**THE PROBLEM:** Every line in the listing is to be echoed verbatim.

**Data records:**
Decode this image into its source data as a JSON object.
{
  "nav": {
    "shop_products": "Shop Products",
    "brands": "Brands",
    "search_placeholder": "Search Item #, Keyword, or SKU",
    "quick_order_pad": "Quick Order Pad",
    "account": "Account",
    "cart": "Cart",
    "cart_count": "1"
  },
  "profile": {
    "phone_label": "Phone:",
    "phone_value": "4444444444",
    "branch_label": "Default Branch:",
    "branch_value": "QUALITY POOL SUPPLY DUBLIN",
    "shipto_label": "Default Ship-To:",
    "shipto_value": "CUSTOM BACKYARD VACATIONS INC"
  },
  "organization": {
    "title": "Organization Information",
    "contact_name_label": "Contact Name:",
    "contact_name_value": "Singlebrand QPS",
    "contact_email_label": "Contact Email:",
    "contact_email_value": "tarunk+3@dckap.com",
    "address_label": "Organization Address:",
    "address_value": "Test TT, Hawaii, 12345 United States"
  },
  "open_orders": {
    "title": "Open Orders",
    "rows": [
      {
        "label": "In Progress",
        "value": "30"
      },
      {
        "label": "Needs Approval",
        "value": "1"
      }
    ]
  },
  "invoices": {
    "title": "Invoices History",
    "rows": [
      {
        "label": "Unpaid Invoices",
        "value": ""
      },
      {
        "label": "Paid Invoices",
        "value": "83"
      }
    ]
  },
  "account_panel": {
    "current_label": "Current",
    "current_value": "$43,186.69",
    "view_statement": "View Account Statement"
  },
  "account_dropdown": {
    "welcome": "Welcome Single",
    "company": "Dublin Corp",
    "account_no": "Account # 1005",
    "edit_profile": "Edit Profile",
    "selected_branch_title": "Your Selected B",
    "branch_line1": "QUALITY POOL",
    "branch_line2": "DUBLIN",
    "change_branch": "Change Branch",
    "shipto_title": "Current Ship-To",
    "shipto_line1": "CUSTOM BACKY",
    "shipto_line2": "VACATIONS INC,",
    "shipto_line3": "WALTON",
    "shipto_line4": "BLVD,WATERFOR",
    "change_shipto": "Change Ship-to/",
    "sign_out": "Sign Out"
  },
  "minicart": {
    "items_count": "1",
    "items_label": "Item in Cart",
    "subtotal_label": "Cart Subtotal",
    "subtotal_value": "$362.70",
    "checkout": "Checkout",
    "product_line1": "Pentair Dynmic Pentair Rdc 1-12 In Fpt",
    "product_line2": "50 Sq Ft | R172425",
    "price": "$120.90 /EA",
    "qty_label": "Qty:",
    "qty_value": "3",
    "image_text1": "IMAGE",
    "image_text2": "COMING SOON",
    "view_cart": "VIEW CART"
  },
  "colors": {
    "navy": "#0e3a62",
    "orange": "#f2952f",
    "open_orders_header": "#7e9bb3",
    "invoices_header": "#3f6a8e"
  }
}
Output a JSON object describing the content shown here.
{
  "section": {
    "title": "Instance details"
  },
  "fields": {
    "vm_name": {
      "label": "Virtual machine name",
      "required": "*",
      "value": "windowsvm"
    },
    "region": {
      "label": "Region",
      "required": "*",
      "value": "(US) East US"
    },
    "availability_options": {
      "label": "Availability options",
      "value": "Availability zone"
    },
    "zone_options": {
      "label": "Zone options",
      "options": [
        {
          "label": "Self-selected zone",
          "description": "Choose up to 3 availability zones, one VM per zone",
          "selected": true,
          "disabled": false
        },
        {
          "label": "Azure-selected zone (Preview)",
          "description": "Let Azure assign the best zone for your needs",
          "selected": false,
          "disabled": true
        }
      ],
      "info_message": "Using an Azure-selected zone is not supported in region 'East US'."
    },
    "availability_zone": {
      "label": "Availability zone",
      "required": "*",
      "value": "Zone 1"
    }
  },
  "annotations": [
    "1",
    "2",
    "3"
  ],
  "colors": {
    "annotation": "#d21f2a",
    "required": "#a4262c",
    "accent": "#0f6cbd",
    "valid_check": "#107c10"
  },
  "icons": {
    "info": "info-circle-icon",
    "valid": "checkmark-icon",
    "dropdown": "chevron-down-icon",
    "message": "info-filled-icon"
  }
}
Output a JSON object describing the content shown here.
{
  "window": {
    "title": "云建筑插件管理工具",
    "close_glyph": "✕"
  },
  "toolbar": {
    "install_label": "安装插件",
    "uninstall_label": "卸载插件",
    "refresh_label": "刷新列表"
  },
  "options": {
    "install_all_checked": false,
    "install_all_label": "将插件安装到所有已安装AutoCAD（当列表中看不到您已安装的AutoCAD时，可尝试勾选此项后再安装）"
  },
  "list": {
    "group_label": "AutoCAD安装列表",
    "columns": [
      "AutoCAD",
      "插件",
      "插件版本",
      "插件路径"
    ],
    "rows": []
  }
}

**TASK RESULT:**
Decode this image into its source data as a JSON object.
{
  "nav": {
    "shop_products": "Shop Products",
    "brands": "Brands",
    "search_placeholder": "Search Item #, Keyword, or SKU",
    "quick_order_pad": "Quick Order Pad",
    "account": "Account",
    "cart": "Cart",
    "cart_count": "1"
  },
  "profile": {
    "phone_label": "Phone:",
    "phone_value": "4444444444",
    "branch_label": "Default Branch:",
    "branch_value": "QUALITY POOL SUPPLY DUBLIN",
    "shipto_label": "Default Ship-To:",
    "shipto_value": "CUSTOM BACKYARD VACATIONS INC"
  },
  "organization": {
    "title": "Organization Information",
    "contact_name_label": "Contact Name:",
    "contact_name_value": "Singlebrand QPS",
    "contact_email_label": "Contact Email:",
    "contact_email_value": "tarunk+3@dckap.com",
    "address_label": "Organization Address:",
    "address_value": "Test TT, Hawaii, 12345 United States"
  },
  "open_orders": {
    "title": "Open Orders",
    "rows": [
      {
        "label": "In Progress",
        "value": "30"
      },
      {
        "label": "Needs Approval",
        "value": "1"
      }
    ]
  },
  "invoices": {
    "title": "Invoices History",
    "rows": [
      {
        "label": "Unpaid Invoices",
        "value": ""
      },
      {
        "label": "Paid Invoices",
        "value": "83"
      }
    ]
  },
  "account_panel": {
    "current_label": "Current",
    "current_value": "$43,186.69",
    "view_statement": "View Account Statement"
  },
  "account_dropdown": {
    "welcome": "Welcome Single",
    "company": "Dublin Corp",
    "account_no": "Account # 1005",
    "edit_profile": "Edit Profile",
    "selected_branch_title": "Your Selected B",
    "branch_line1": "QUALITY POOL",
    "branch_line2": "DUBLIN",
    "change_branch": "Change Branch",
    "shipto_title": "Current Ship-To",
    "shipto_line1": "CUSTOM BACKY",
    "shipto_line2": "VACATIONS INC,",
    "shipto_line3": "WALTON",
    "shipto_line4": "BLVD,WATERFOR",
    "change_shipto": "Change Ship-to/",
    "sign_out": "Sign Out"
  },
  "minicart": {
    "items_count": "1",
    "items_label": "Item in Cart",
    "subtotal_label": "Cart Subtotal",
    "subtotal_value": "$362.70",
    "checkout": "Checkout",
    "product_line1": "Pentair Dynmic Pentair Rdc 1-12 In Fpt",
    "product_line2": "50 Sq Ft | R172425",
    "price": "$120.90 /EA",
    "qty_label": "Qty:",
    "qty_value": "3",
    "image_text1": "IMAGE",
    "image_text2": "COMING SOON",
    "view_cart": "VIEW CART"
  },
  "colors": {
    "navy": "#0e3a62",
    "orange": "#f2952f",
    "open_orders_header": "#7e9bb3",
    "invoices_header": "#3f6a8e"
  }
}
Output a JSON object describing the content shown here.
{
  "section": {
    "title": "Instance details"
  },
  "fields": {
    "vm_name": {
      "label": "Virtual machine name",
      "required": "*",
      "value": "windowsvm"
    },
    "region": {
      "label": "Region",
      "required": "*",
      "value": "(US) East US"
    },
    "availability_options": {
      "label": "Availability options",
      "value": "Availability zone"
    },
    "zone_options": {
      "label": "Zone options",
      "options": [
        {
          "label": "Self-selected zone",
          "description": "Choose up to 3 availability zones, one VM per zone",
          "selected": true,
          "disabled": false
        },
        {
          "label": "Azure-selected zone (Preview)",
          "description": "Let Azure assign the best zone for your needs",
          "selected": false,
          "disabled": true
        }
      ],
      "info_message": "Using an Azure-selected zone is not supported in region 'East US'."
    },
    "availability_zone": {
      "label": "Availability zone",
      "required": "*",
      "value": "Zone 1"
    }
  },
  "annotations": [
    "1",
    "2",
    "3"
  ],
  "colors": {
    "annotation": "#d21f2a",
    "required": "#a4262c",
    "accent": "#0f6cbd",
    "valid_check": "#107c10"
  },
  "icons": {
    "info": "info-circle-icon",
    "valid": "checkmark-icon",
    "dropdown": "chevron-down-icon",
    "message": "info-filled-icon"
  }
}
Output a JSON object describing the content shown here.
{
  "window": {
    "title": "云建筑插件管理工具",
    "close_glyph": "✕"
  },
  "toolbar": {
    "install_label": "安装插件",
    "uninstall_label": "卸载插件",
    "refresh_label": "刷新列表"
  },
  "options": {
    "install_all_checked": false,
    "install_all_label": "将插件安装到所有已安装AutoCAD（当列表中看不到您已安装的AutoCAD时，可尝试勾选此项后再安装）"
  },
  "list": {
    "group_label": "AutoCAD安装列表",
    "columns": [
      "AutoCAD",
      "插件",
      "插件版本",
      "插件路径"
    ],
    "rows": []
  }
}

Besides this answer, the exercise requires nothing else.